- _Task to complete_: Gather all lines from the material that contain "дипломатии".

- _Data to process_:

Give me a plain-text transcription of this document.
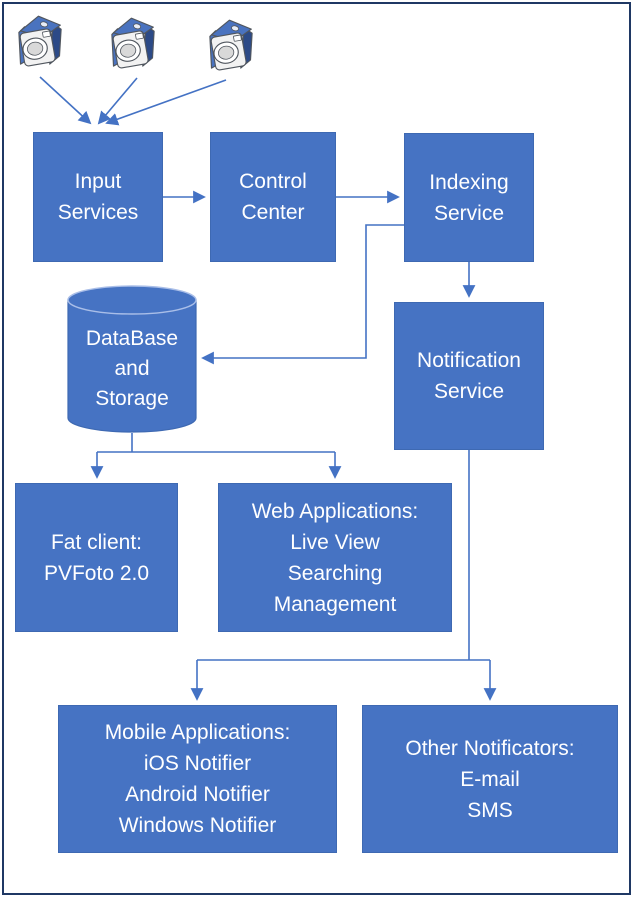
Input
Services
Control
Center
Indexing
Service
DataBase
and
Storage
Notification
Service
Fat client:
PVFoto 2.0
Web Applications:
Live View
Searching
Management
Mobile Applications:
iOS Notifier
Android Notifier
Windows Notifier
Other Notificators:
E-mail
SMS
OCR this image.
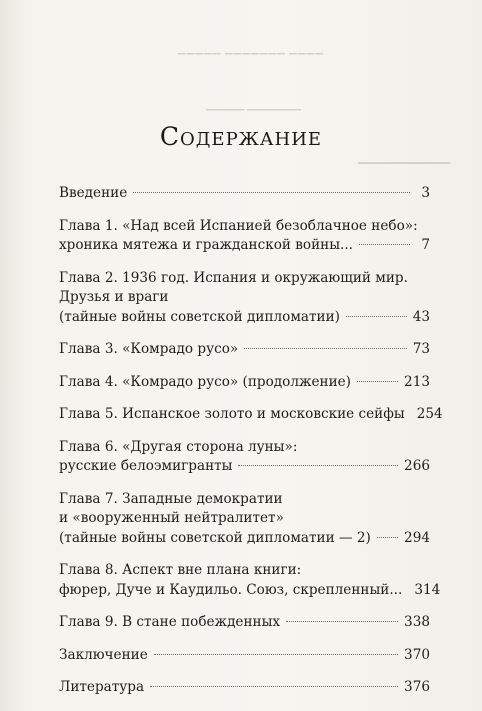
▁▁▁▁▁ ▁▁▁▁▁▁▁ ▁▁▁▁
▁▁▁▁▁ ▁▁▁▁▁▁▁
▁▁▁▁▁▁▁▁▁▁
Содержание
Введение	3
Глава 1. «Над всей Испанией безоблачное небо»:
хроника мятежа и гражданской войны...	7
Глава 2. 1936 год. Испания и окружающий мир.
Друзья и враги
(тайные войны советской дипломатии)	43
Глава 3. «Комрадо русо»	73
Глава 4. «Комрадо русо» (продолжение)	213
Глава 5. Испанское золото и московские сейфы 254
Глава 6. «Другая сторона луны»:
русские белоэмигранты	266
Глава 7. Западные демократии
и «вооруженный нейтралитет»
(тайные войны советской дипломатии — 2) 294
Глава 8. Аспект вне плана книги:
фюрер, Дуче и Каудильо. Союз, скрепленный... 314
Глава 9. В стане побежденных	338
Заключение	370
Литература	376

- _Response to this task_:
(тайные войны советской дипломатии)	43
(тайные войны советской дипломатии — 2) 294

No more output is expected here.